Set problem:
Tell me how many lines hold "Teachers", please, using only the number.

Record list:
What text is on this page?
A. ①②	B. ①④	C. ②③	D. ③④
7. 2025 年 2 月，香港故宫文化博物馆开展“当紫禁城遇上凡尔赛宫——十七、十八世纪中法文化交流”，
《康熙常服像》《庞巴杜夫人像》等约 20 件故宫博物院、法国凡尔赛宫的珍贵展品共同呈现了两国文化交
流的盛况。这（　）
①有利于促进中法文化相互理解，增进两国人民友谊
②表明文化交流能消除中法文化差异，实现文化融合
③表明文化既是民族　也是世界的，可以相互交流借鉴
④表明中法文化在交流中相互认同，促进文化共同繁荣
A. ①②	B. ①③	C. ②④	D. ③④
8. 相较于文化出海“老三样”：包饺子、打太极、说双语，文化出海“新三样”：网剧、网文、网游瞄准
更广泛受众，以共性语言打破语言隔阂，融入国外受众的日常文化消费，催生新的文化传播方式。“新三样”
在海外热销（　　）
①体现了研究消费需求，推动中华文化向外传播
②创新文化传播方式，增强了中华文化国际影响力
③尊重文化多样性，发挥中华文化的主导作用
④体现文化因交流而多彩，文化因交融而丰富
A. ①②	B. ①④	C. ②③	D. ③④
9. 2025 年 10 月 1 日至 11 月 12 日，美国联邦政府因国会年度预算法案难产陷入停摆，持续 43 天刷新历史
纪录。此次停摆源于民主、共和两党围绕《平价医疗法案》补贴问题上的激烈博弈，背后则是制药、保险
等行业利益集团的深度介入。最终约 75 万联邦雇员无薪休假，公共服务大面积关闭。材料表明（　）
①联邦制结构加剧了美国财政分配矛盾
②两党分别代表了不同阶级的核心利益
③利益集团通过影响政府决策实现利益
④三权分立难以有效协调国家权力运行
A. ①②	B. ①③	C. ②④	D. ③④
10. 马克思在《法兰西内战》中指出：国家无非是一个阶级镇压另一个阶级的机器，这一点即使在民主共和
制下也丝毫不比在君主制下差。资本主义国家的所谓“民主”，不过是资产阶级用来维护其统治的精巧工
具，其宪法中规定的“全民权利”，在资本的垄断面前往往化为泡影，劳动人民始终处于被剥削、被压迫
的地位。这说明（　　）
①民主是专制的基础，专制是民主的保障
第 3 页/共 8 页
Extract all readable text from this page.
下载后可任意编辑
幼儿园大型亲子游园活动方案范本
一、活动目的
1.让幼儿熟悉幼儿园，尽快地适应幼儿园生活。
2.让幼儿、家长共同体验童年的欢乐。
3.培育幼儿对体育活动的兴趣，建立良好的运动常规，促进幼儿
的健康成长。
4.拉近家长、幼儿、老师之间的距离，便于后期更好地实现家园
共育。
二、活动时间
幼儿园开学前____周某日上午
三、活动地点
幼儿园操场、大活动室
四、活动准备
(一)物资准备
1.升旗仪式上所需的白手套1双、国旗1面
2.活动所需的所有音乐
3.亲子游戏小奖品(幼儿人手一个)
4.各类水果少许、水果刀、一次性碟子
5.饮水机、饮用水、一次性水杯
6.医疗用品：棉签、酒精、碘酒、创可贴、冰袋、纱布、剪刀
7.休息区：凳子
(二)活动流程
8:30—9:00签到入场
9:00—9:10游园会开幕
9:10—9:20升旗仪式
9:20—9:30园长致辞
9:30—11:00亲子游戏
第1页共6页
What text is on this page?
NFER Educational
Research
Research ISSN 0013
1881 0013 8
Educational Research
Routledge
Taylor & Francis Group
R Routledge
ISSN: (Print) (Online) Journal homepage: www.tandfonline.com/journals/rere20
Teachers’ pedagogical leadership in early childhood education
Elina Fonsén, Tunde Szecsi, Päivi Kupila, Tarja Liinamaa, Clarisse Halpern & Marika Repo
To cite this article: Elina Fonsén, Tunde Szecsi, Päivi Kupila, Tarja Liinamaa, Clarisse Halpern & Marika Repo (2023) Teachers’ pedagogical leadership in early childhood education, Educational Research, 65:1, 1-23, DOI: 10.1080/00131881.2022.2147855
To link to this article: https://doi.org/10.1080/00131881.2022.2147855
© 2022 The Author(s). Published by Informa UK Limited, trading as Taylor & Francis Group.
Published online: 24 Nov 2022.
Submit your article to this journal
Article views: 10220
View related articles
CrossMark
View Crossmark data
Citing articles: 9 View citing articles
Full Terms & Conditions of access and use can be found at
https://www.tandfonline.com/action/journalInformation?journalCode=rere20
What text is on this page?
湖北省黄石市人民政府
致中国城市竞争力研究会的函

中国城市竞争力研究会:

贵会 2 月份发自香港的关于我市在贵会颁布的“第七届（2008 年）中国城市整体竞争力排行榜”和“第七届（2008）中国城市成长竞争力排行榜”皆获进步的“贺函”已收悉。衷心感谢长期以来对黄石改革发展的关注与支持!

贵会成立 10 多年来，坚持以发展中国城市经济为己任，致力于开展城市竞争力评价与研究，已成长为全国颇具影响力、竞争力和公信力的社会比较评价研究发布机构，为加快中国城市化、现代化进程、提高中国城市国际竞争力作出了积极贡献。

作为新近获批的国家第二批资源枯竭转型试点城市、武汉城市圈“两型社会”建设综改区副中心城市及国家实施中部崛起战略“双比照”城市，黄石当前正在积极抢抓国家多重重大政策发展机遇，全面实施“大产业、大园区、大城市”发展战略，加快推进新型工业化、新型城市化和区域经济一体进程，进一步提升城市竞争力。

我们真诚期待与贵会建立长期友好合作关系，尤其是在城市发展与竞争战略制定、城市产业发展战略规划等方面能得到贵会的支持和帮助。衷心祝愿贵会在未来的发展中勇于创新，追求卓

Solution for this problem:
2